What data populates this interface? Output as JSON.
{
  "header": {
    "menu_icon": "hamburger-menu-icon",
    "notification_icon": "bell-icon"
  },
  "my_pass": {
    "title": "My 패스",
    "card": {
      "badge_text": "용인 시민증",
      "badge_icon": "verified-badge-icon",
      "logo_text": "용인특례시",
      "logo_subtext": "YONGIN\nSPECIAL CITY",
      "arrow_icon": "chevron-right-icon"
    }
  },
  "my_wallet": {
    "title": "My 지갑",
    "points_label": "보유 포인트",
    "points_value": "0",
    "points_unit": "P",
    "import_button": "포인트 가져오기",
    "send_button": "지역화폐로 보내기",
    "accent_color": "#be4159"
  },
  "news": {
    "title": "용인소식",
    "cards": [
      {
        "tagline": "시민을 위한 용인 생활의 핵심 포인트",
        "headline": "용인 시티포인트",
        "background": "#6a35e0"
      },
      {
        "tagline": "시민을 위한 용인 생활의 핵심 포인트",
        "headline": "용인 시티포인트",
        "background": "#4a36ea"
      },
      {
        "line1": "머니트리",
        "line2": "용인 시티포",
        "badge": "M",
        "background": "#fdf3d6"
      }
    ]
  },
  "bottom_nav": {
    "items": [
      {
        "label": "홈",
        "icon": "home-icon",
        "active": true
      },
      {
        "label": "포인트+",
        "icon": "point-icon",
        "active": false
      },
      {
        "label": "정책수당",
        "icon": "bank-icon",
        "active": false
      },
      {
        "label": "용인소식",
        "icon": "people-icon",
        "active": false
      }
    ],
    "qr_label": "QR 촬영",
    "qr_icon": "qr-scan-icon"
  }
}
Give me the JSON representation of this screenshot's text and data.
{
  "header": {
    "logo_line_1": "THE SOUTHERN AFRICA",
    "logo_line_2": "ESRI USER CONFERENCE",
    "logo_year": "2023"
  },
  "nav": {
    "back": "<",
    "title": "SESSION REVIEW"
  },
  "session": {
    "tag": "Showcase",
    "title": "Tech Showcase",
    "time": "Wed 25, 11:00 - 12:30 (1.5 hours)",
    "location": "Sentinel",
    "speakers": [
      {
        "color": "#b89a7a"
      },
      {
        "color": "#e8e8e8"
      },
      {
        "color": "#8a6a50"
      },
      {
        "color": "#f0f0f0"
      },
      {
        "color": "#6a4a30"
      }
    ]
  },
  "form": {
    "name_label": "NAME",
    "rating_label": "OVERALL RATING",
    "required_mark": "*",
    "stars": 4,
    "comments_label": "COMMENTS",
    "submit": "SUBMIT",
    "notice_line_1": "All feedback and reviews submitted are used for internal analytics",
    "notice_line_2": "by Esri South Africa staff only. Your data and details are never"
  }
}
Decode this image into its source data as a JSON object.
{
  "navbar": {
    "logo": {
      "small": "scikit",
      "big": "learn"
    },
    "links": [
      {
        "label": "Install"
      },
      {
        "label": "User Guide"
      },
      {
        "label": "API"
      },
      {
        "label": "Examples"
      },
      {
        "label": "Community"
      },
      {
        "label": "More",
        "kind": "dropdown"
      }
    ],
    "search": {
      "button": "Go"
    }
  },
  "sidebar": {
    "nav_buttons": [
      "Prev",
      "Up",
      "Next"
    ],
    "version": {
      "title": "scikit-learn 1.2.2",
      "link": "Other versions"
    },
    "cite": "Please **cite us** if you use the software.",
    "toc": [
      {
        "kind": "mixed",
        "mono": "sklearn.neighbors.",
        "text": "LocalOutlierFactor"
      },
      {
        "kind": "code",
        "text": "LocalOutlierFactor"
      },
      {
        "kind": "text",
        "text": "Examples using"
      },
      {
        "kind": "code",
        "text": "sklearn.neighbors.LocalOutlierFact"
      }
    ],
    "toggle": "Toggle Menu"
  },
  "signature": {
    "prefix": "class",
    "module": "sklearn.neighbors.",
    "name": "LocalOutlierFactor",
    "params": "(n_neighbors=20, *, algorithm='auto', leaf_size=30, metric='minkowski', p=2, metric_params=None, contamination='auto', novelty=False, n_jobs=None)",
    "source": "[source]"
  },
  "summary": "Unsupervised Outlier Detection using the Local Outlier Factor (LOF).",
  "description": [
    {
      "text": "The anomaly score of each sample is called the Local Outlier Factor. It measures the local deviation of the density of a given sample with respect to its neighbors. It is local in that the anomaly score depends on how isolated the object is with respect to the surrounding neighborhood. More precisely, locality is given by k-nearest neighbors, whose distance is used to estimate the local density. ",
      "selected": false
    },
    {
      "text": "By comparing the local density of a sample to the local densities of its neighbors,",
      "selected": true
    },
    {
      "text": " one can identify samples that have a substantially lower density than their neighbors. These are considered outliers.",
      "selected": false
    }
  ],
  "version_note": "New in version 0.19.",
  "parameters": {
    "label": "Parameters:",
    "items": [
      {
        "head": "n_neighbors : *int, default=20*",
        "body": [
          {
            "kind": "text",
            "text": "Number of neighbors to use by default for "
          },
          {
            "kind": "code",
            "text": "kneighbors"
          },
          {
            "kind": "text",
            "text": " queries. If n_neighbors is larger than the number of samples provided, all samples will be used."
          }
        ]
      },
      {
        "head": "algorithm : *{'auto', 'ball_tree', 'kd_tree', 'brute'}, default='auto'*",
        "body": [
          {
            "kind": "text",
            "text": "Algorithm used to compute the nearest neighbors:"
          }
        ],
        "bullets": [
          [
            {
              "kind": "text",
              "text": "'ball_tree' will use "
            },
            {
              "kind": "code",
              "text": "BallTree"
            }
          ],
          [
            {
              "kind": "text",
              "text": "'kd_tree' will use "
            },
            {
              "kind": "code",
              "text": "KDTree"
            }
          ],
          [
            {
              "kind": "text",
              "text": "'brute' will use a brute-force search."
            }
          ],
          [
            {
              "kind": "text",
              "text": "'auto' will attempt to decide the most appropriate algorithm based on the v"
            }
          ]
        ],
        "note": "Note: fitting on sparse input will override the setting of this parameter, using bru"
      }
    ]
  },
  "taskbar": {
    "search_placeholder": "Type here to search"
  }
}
---------------
WHAT YOU NEED TO DO: The records above should be repeated in full, exactly as given.

WORKED ANSWER:
What data populates this interface? Output as JSON.
{
  "header": {
    "menu_icon": "hamburger-menu-icon",
    "notification_icon": "bell-icon"
  },
  "my_pass": {
    "title": "My 패스",
    "card": {
      "badge_text": "용인 시민증",
      "badge_icon": "verified-badge-icon",
      "logo_text": "용인특례시",
      "logo_subtext": "YONGIN\nSPECIAL CITY",
      "arrow_icon": "chevron-right-icon"
    }
  },
  "my_wallet": {
    "title": "My 지갑",
    "points_label": "보유 포인트",
    "points_value": "0",
    "points_unit": "P",
    "import_button": "포인트 가져오기",
    "send_button": "지역화폐로 보내기",
    "accent_color": "#be4159"
  },
  "news": {
    "title": "용인소식",
    "cards": [
      {
        "tagline": "시민을 위한 용인 생활의 핵심 포인트",
        "headline": "용인 시티포인트",
        "background": "#6a35e0"
      },
      {
        "tagline": "시민을 위한 용인 생활의 핵심 포인트",
        "headline": "용인 시티포인트",
        "background": "#4a36ea"
      },
      {
        "line1": "머니트리",
        "line2": "용인 시티포",
        "badge": "M",
        "background": "#fdf3d6"
      }
    ]
  },
  "bottom_nav": {
    "items": [
      {
        "label": "홈",
        "icon": "home-icon",
        "active": true
      },
      {
        "label": "포인트+",
        "icon": "point-icon",
        "active": false
      },
      {
        "label": "정책수당",
        "icon": "bank-icon",
        "active": false
      },
      {
        "label": "용인소식",
        "icon": "people-icon",
        "active": false
      }
    ],
    "qr_label": "QR 촬영",
    "qr_icon": "qr-scan-icon"
  }
}
Give me the JSON representation of this screenshot's text and data.
{
  "header": {
    "logo_line_1": "THE SOUTHERN AFRICA",
    "logo_line_2": "ESRI USER CONFERENCE",
    "logo_year": "2023"
  },
  "nav": {
    "back": "<",
    "title": "SESSION REVIEW"
  },
  "session": {
    "tag": "Showcase",
    "title": "Tech Showcase",
    "time": "Wed 25, 11:00 - 12:30 (1.5 hours)",
    "location": "Sentinel",
    "speakers": [
      {
        "color": "#b89a7a"
      },
      {
        "color": "#e8e8e8"
      },
      {
        "color": "#8a6a50"
      },
      {
        "color": "#f0f0f0"
      },
      {
        "color": "#6a4a30"
      }
    ]
  },
  "form": {
    "name_label": "NAME",
    "rating_label": "OVERALL RATING",
    "required_mark": "*",
    "stars": 4,
    "comments_label": "COMMENTS",
    "submit": "SUBMIT",
    "notice_line_1": "All feedback and reviews submitted are used for internal analytics",
    "notice_line_2": "by Esri South Africa staff only. Your data and details are never"
  }
}
Decode this image into its source data as a JSON object.
{
  "navbar": {
    "logo": {
      "small": "scikit",
      "big": "learn"
    },
    "links": [
      {
        "label": "Install"
      },
      {
        "label": "User Guide"
      },
      {
        "label": "API"
      },
      {
        "label": "Examples"
      },
      {
        "label": "Community"
      },
      {
        "label": "More",
        "kind": "dropdown"
      }
    ],
    "search": {
      "button": "Go"
    }
  },
  "sidebar": {
    "nav_buttons": [
      "Prev",
      "Up",
      "Next"
    ],
    "version": {
      "title": "scikit-learn 1.2.2",
      "link": "Other versions"
    },
    "cite": "Please **cite us** if you use the software.",
    "toc": [
      {
        "kind": "mixed",
        "mono": "sklearn.neighbors.",
        "text": "LocalOutlierFactor"
      },
      {
        "kind": "code",
        "text": "LocalOutlierFactor"
      },
      {
        "kind": "text",
        "text": "Examples using"
      },
      {
        "kind": "code",
        "text": "sklearn.neighbors.LocalOutlierFact"
      }
    ],
    "toggle": "Toggle Menu"
  },
  "signature": {
    "prefix": "class",
    "module": "sklearn.neighbors.",
    "name": "LocalOutlierFactor",
    "params": "(n_neighbors=20, *, algorithm='auto', leaf_size=30, metric='minkowski', p=2, metric_params=None, contamination='auto', novelty=False, n_jobs=None)",
    "source": "[source]"
  },
  "summary": "Unsupervised Outlier Detection using the Local Outlier Factor (LOF).",
  "description": [
    {
      "text": "The anomaly score of each sample is called the Local Outlier Factor. It measures the local deviation of the density of a given sample with respect to its neighbors. It is local in that the anomaly score depends on how isolated the object is with respect to the surrounding neighborhood. More precisely, locality is given by k-nearest neighbors, whose distance is used to estimate the local density. ",
      "selected": false
    },
    {
      "text": "By comparing the local density of a sample to the local densities of its neighbors,",
      "selected": true
    },
    {
      "text": " one can identify samples that have a substantially lower density than their neighbors. These are considered outliers.",
      "selected": false
    }
  ],
  "version_note": "New in version 0.19.",
  "parameters": {
    "label": "Parameters:",
    "items": [
      {
        "head": "n_neighbors : *int, default=20*",
        "body": [
          {
            "kind": "text",
            "text": "Number of neighbors to use by default for "
          },
          {
            "kind": "code",
            "text": "kneighbors"
          },
          {
            "kind": "text",
            "text": " queries. If n_neighbors is larger than the number of samples provided, all samples will be used."
          }
        ]
      },
      {
        "head": "algorithm : *{'auto', 'ball_tree', 'kd_tree', 'brute'}, default='auto'*",
        "body": [
          {
            "kind": "text",
            "text": "Algorithm used to compute the nearest neighbors:"
          }
        ],
        "bullets": [
          [
            {
              "kind": "text",
              "text": "'ball_tree' will use "
            },
            {
              "kind": "code",
              "text": "BallTree"
            }
          ],
          [
            {
              "kind": "text",
              "text": "'kd_tree' will use "
            },
            {
              "kind": "code",
              "text": "KDTree"
            }
          ],
          [
            {
              "kind": "text",
              "text": "'brute' will use a brute-force search."
            }
          ],
          [
            {
              "kind": "text",
              "text": "'auto' will attempt to decide the most appropriate algorithm based on the v"
            }
          ]
        ],
        "note": "Note: fitting on sparse input will override the setting of this parameter, using bru"
      }
    ]
  },
  "taskbar": {
    "search_placeholder": "Type here to search"
  }
}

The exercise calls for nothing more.